> [To be done]
Find every line with the word "брать". Copy those lines.

[begin Records for this task]

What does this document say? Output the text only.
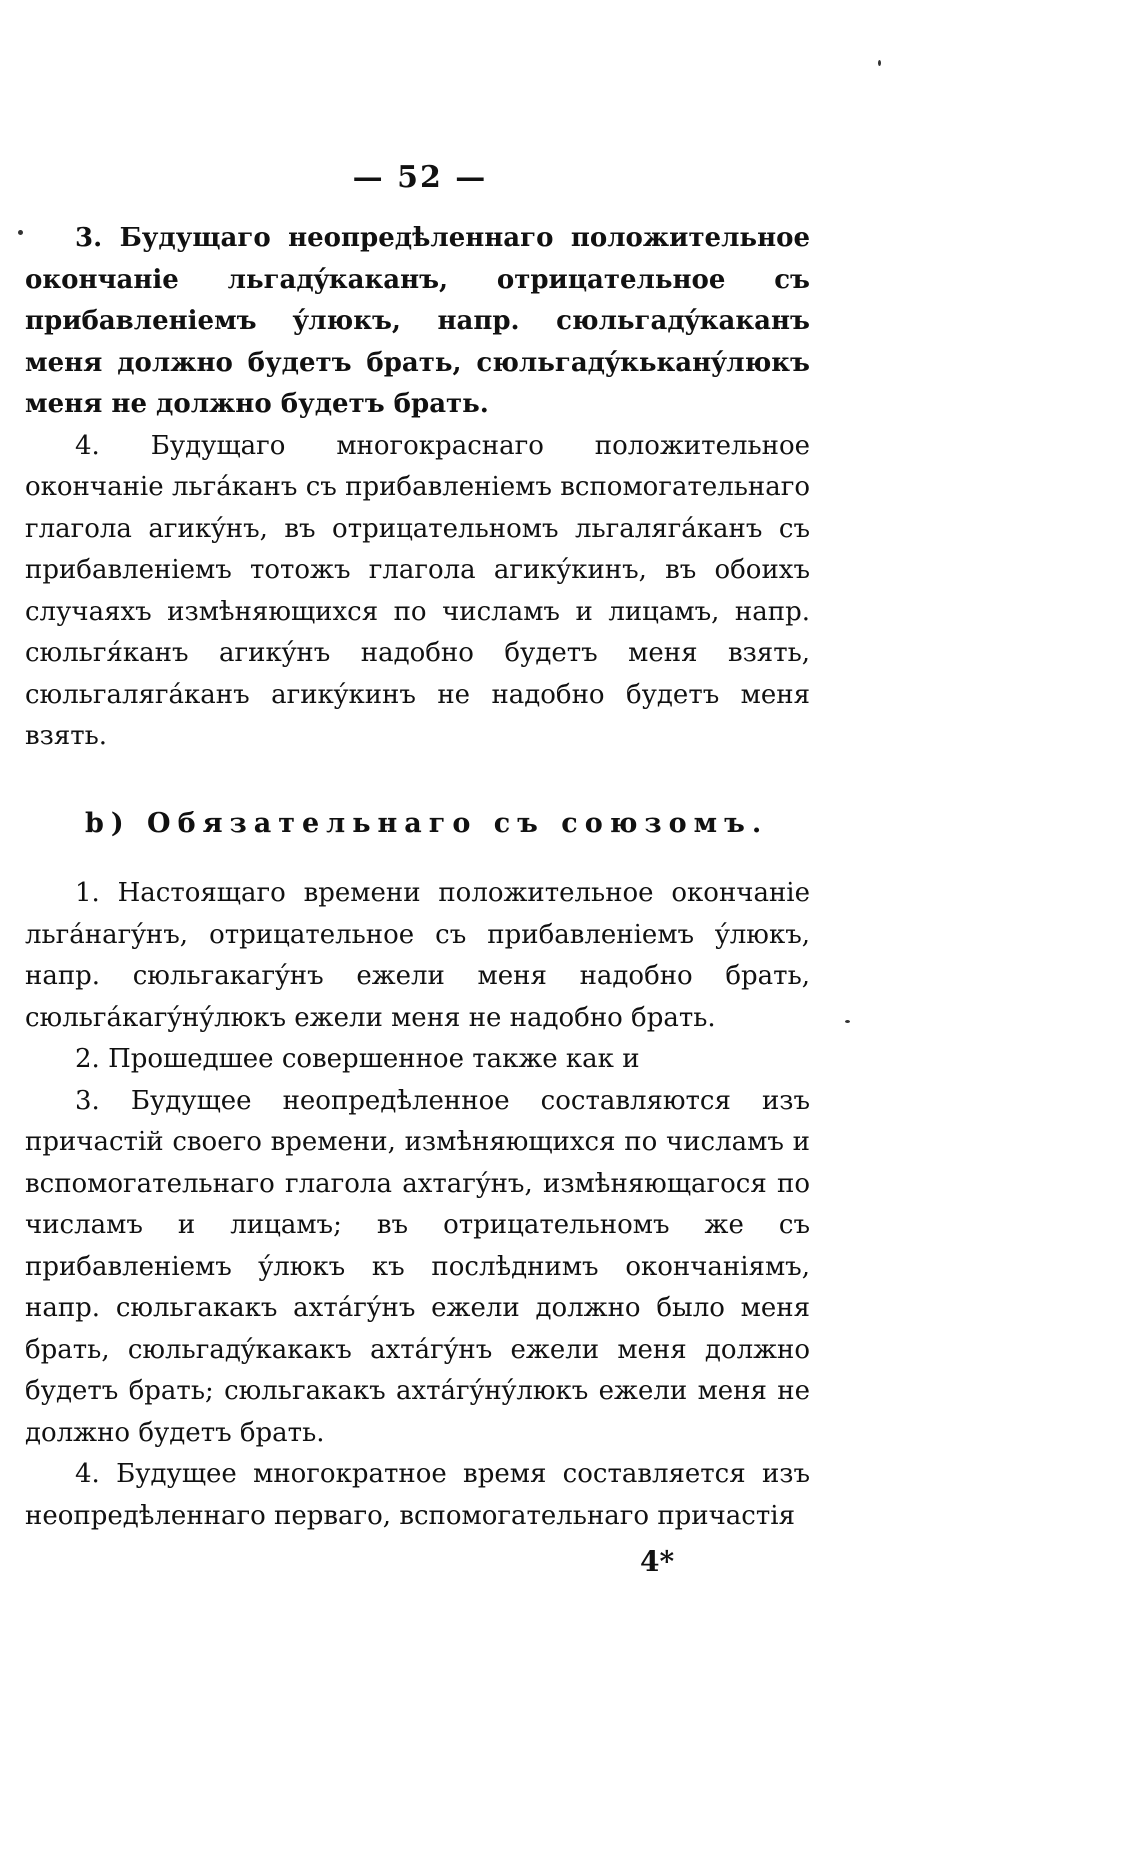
— 52 —

3. Будущаго неопредѣленнаго положительное окончаніе льгадýкаканъ, отрицательное съ прибавленіемъ ýлюкъ, напр. сюльгадýкаканъ меня должно будетъ брать, сюльгадýкьканýлюкъ меня не должно будетъ брать.

4. Будущаго многокраснаго положительное окончаніе льга́канъ съ прибавленіемъ вспомогательнаго глагола агикýнъ, въ отрицательномъ льгалягáканъ съ прибавленіемъ тотожъ глагола агикýкинъ, въ обоихъ случаяхъ измѣняющихся по числамъ и лицамъ, напр. сюльгя́канъ агикýнъ надобно будетъ меня взять, сюльгалягáканъ агикýкинъ не надобно будетъ меня взять.

b) Обязательнаго съ союзомъ.

1. Настоящаго времени положительное окончаніе льгáнагýнъ, отрицательное съ прибавленіемъ ýлюкъ, напр. сюльгакагýнъ ежели меня надобно брать, сюльгáкагýнýлюкъ ежели меня не надобно брать.

2. Прошедшее совершенное также как и

3. Будущее неопредѣленное составляются изъ причастій своего времени, измѣняющихся по числамъ и вспомогательнаго глагола ахтагýнъ, измѣняющагося по числамъ и лицамъ; въ отрицательномъ же съ прибавленіемъ ýлюкъ къ послѣднимъ окончаніямъ, напр. сюльгакакъ ахтáгýнъ ежели должно было меня брать, сюльгадýкакакъ ахтáгýнъ ежели меня должно будетъ брать; сюльгакакъ ахтáгýнýлюкъ ежели меня не должно будетъ брать.

4. Будущее многократное время составляется изъ неопредѣленнаго перваго, вспомогательнаго причастія

4*
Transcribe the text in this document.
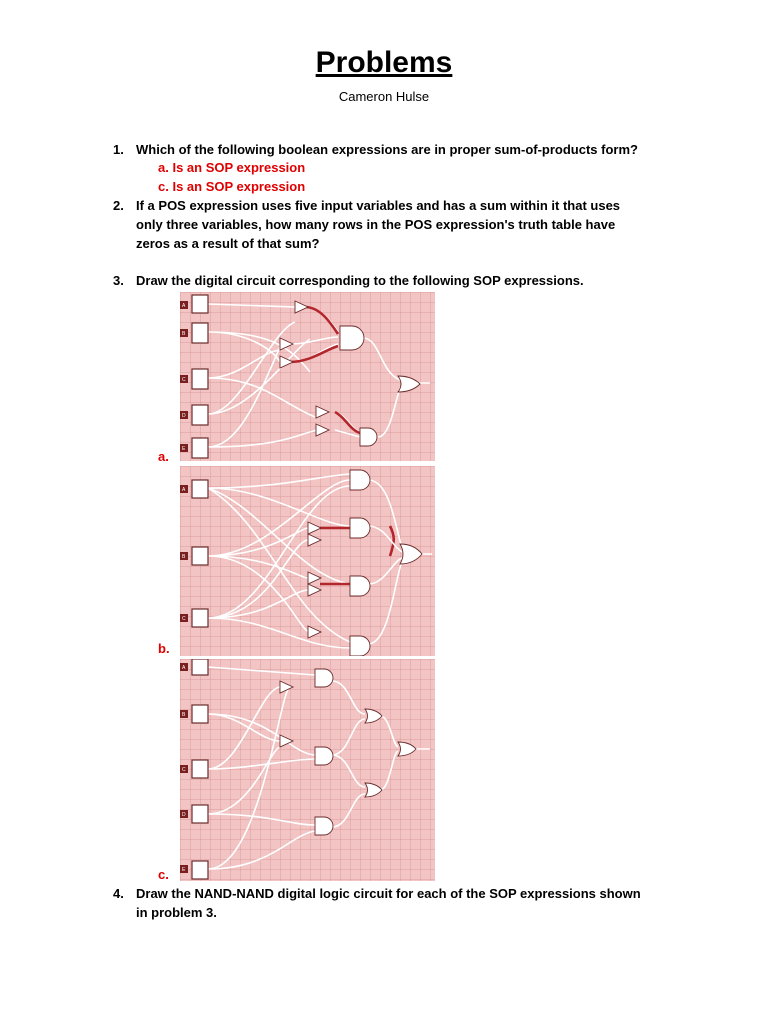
Problems
Cameron Hulse
1. Which of the following boolean expressions are in proper sum-of-products form?
a. Is an SOP expression
c. Is an SOP expression
2. If a POS expression uses five input variables and has a sum within it that uses
only three variables, how many rows in the POS expression's truth table have
zeros as a result of that sum?
3. Draw the digital circuit corresponding to the following SOP expressions.
A
B
C
D
E
a.
A
B
C
b.
A
B
C
D
E
c.
4. Draw the NAND-NAND digital logic circuit for each of the SOP expressions shown
in problem 3.
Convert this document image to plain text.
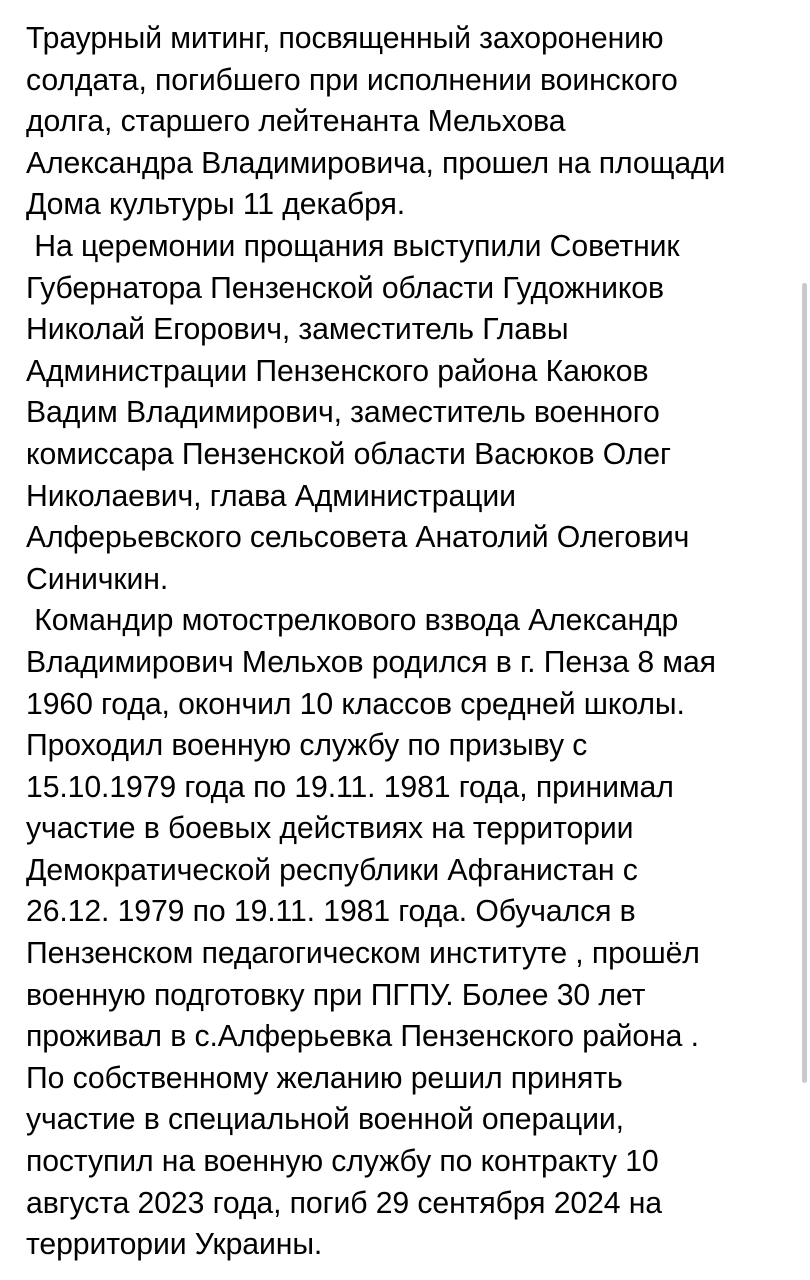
Траурный митинг, посвященный захоронению
солдата, погибшего при исполнении воинского
долга, старшего лейтенанта Мельхова
Александра Владимировича, прошел на площади
Дома культуры 11 декабря.
На церемонии прощания выступили Советник
Губернатора Пензенской области Гудожников
Николай Егорович, заместитель Главы
Администрации Пензенского района Каюков
Вадим Владимирович, заместитель военного
комиссара Пензенской области Васюков Олег
Николаевич, глава Администрации
Алферьевского сельсовета Анатолий Олегович
Синичкин.
Командир мотострелкового взвода Александр
Владимирович Мельхов родился в г. Пенза 8 мая
1960 года, окончил 10 классов средней школы.
Проходил военную службу по призыву с
15.10.1979 года по 19.11. 1981 года, принимал
участие в боевых действиях на территории
Демократической республики Афганистан с
26.12. 1979 по 19.11. 1981 года. Обучался в
Пензенском педагогическом институте , прошёл
военную подготовку при ПГПУ. Более 30 лет
проживал в с.Алферьевка Пензенского района .
По собственному желанию решил принять
участие в специальной военной операции,
поступил на военную службу по контракту 10
августа 2023 года, погиб 29 сентября 2024 на
территории Украины.
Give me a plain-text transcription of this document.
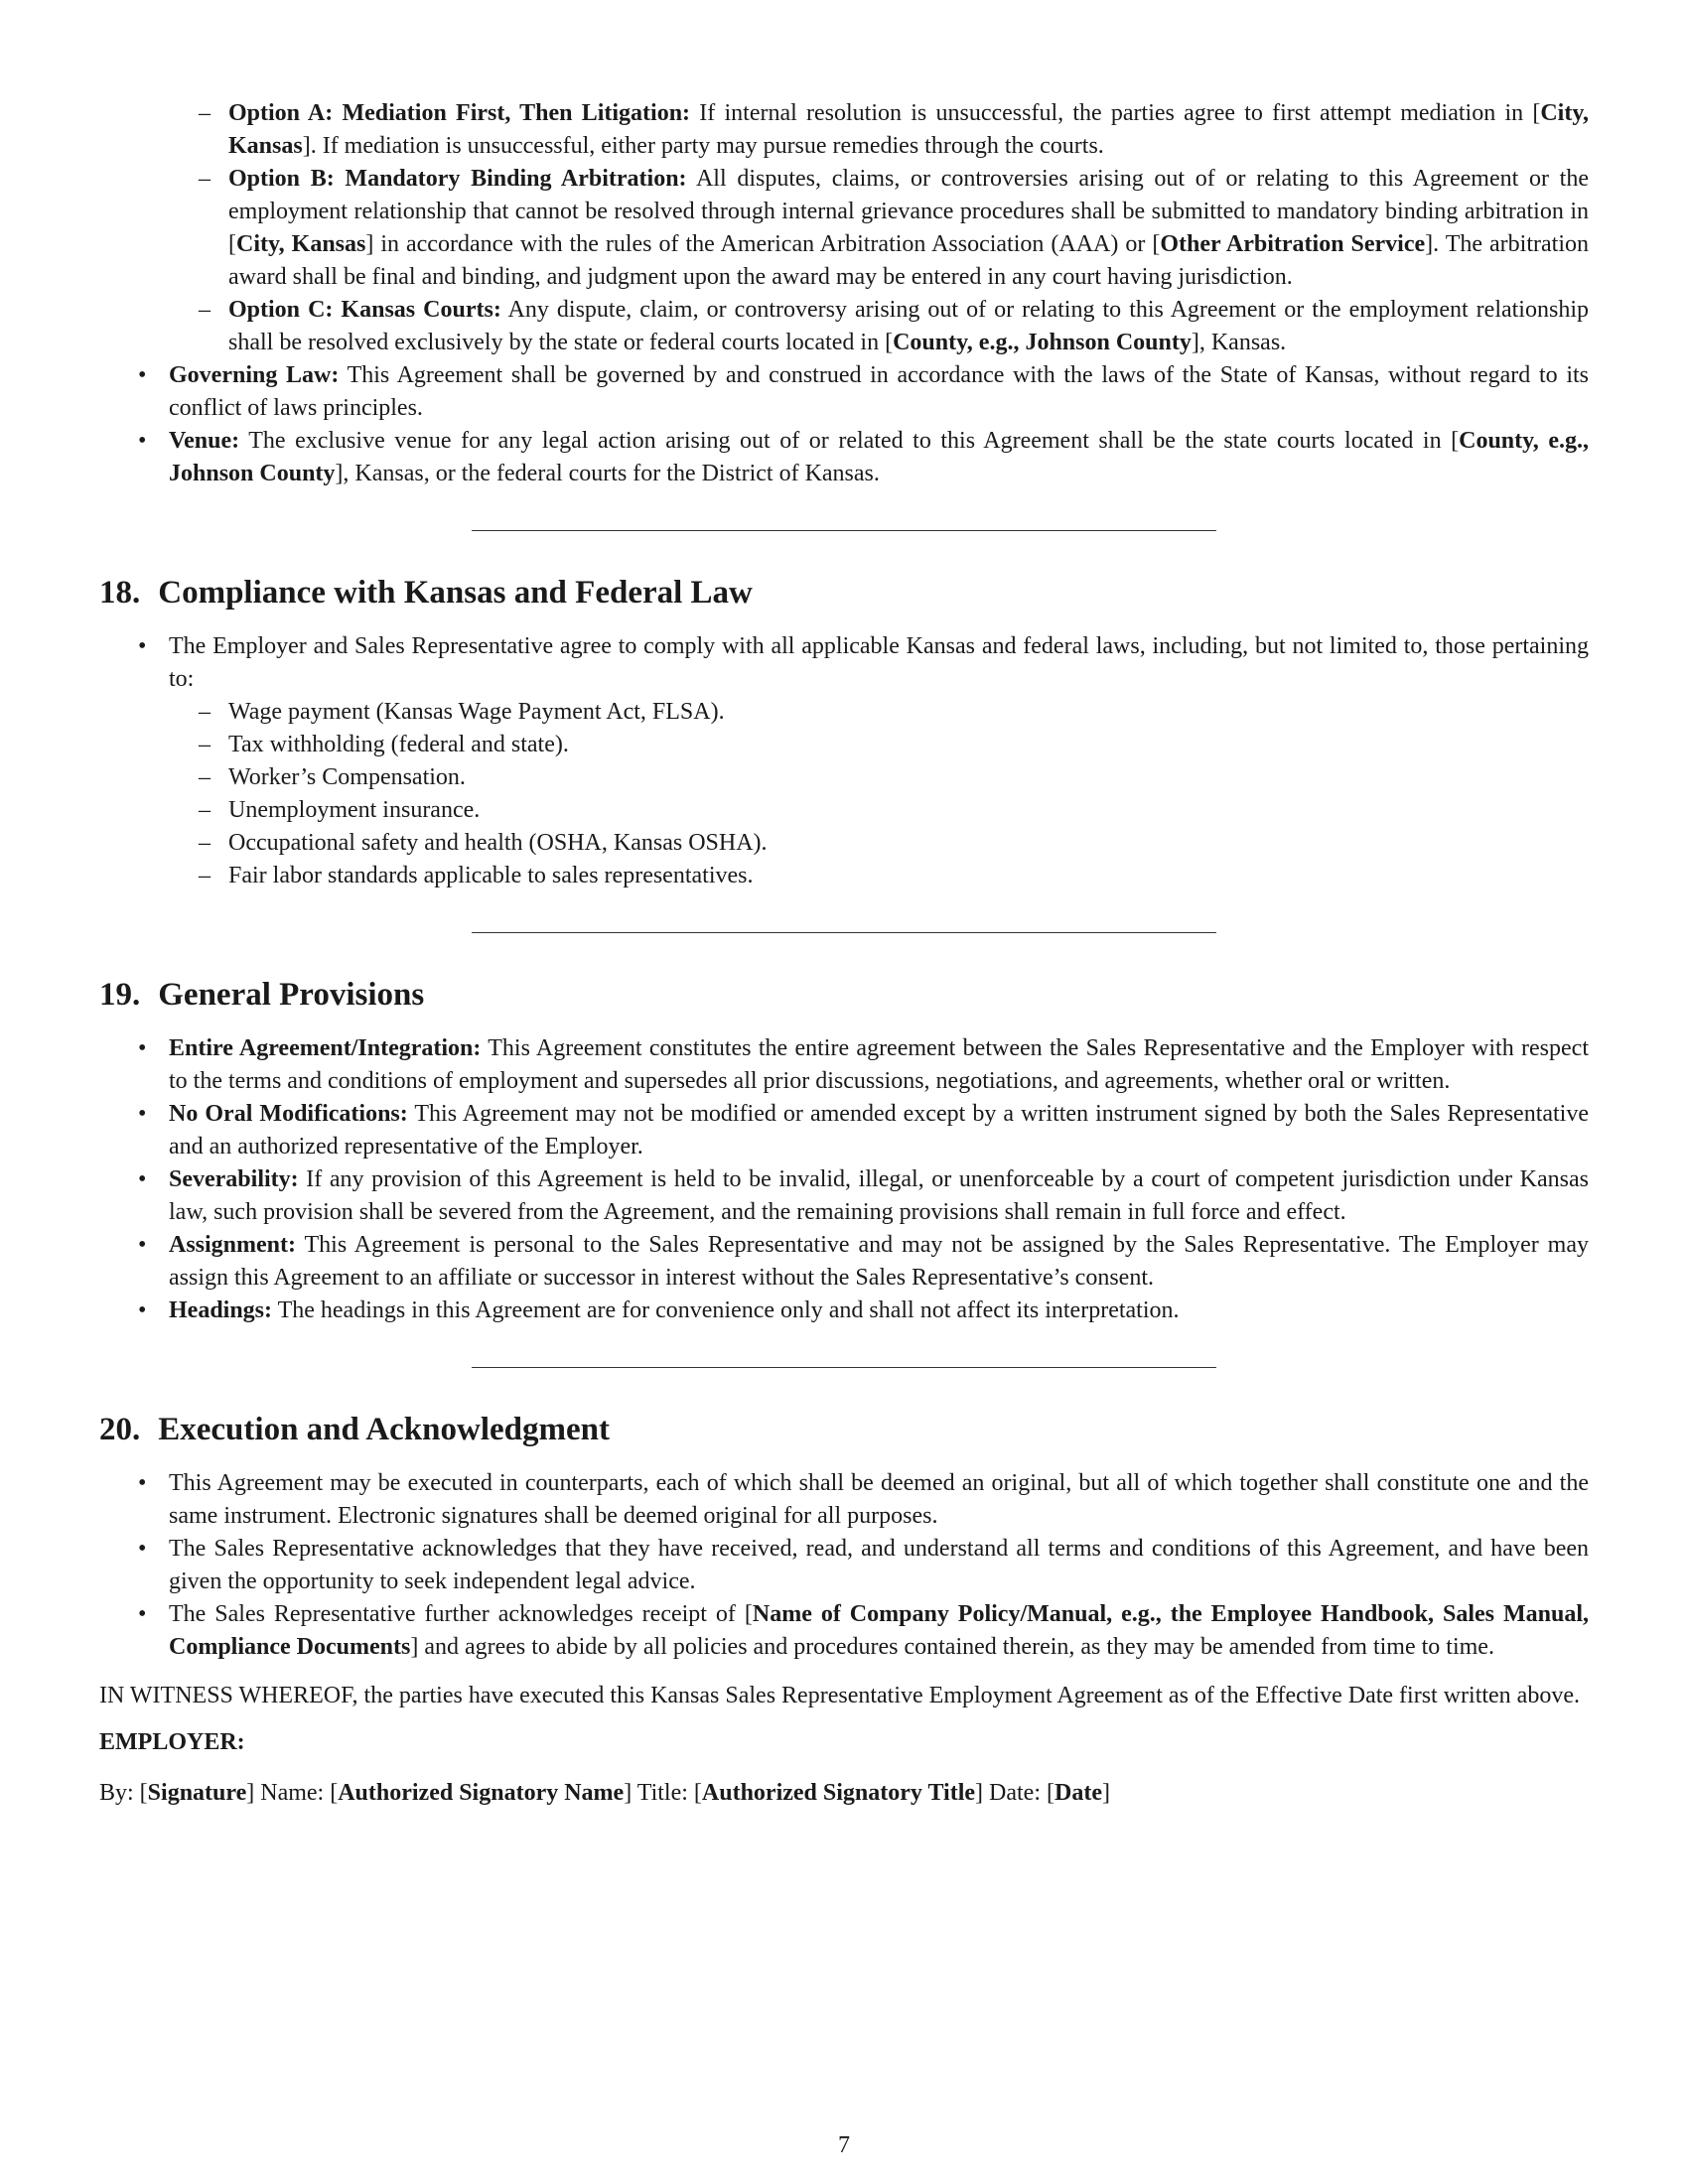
– Option A: Mediation First, Then Litigation: If internal resolution is unsuccessful, the parties agree to first attempt mediation in [City, Kansas]. If mediation is unsuccessful, either party may pursue remedies through the courts.
– Option B: Mandatory Binding Arbitration: All disputes, claims, or controversies arising out of or relating to this Agreement or the employment relationship that cannot be resolved through internal grievance procedures shall be submitted to mandatory binding arbitration in [City, Kansas] in accordance with the rules of the American Arbitration Association (AAA) or [Other Arbitration Service]. The arbitration award shall be final and binding, and judgment upon the award may be entered in any court having jurisdiction.
– Option C: Kansas Courts: Any dispute, claim, or controversy arising out of or relating to this Agreement or the employment relationship shall be resolved exclusively by the state or federal courts located in [County, e.g., Johnson County], Kansas.
• Governing Law: This Agreement shall be governed by and construed in accordance with the laws of the State of Kansas, without regard to its conflict of laws principles.
• Venue: The exclusive venue for any legal action arising out of or related to this Agreement shall be the state courts located in [County, e.g., Johnson County], Kansas, or the federal courts for the District of Kansas.
18. Compliance with Kansas and Federal Law
• The Employer and Sales Representative agree to comply with all applicable Kansas and federal laws, including, but not limited to, those pertaining to:
– Wage payment (Kansas Wage Payment Act, FLSA).
– Tax withholding (federal and state).
– Worker’s Compensation.
– Unemployment insurance.
– Occupational safety and health (OSHA, Kansas OSHA).
– Fair labor standards applicable to sales representatives.
19. General Provisions
• Entire Agreement/Integration: This Agreement constitutes the entire agreement between the Sales Representative and the Employer with respect to the terms and conditions of employment and supersedes all prior discussions, negotiations, and agreements, whether oral or written.
• No Oral Modifications: This Agreement may not be modified or amended except by a written instrument signed by both the Sales Representative and an authorized representative of the Employer.
• Severability: If any provision of this Agreement is held to be invalid, illegal, or unenforceable by a court of competent jurisdiction under Kansas law, such provision shall be severed from the Agreement, and the remaining provisions shall remain in full force and effect.
• Assignment: This Agreement is personal to the Sales Representative and may not be assigned by the Sales Representative. The Employer may assign this Agreement to an affiliate or successor in interest without the Sales Representative’s consent.
• Headings: The headings in this Agreement are for convenience only and shall not affect its interpretation.
20. Execution and Acknowledgment
• This Agreement may be executed in counterparts, each of which shall be deemed an original, but all of which together shall constitute one and the same instrument. Electronic signatures shall be deemed original for all purposes.
• The Sales Representative acknowledges that they have received, read, and understand all terms and conditions of this Agreement, and have been given the opportunity to seek independent legal advice.
• The Sales Representative further acknowledges receipt of [Name of Company Policy/Manual, e.g., the Employee Handbook, Sales Manual, Compliance Documents] and agrees to abide by all policies and procedures contained therein, as they may be amended from time to time.

IN WITNESS WHEREOF, the parties have executed this Kansas Sales Representative Employment Agreement as of the Effective Date first written above.

EMPLOYER:

By: [Signature] Name: [Authorized Signatory Name] Title: [Authorized Signatory Title] Date: [Date]

7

[end Records for this task]

> [Problem solution]
3. Будущаго неопредѣленнаго положительное окончаніе льгадýкаканъ, отрицательное съ прибавленіемъ ýлюкъ, напр. сюльгадýкаканъ меня должно будетъ брать, сюльгадýкьканýлюкъ меня не должно будетъ брать.
1. Настоящаго времени положительное окончаніе льгáнагýнъ, отрицательное съ прибавленіемъ ýлюкъ, напр. сюльгакагýнъ ежели меня надобно брать, сюльгáкагýнýлюкъ ежели меня не надобно брать.
3. Будущее неопредѣленное составляются изъ причастій своего времени, измѣняющихся по числамъ и вспомогательнаго глагола ахтагýнъ, измѣняющагося по числамъ и лицамъ; въ отрицательномъ же съ прибавленіемъ ýлюкъ къ послѣднимъ окончаніямъ, напр. сюльгакакъ ахтáгýнъ ежели должно было меня брать, сюльгадýкакакъ ахтáгýнъ ежели меня должно будетъ брать; сюльгакакъ ахтáгýнýлюкъ ежели меня не должно будетъ брать.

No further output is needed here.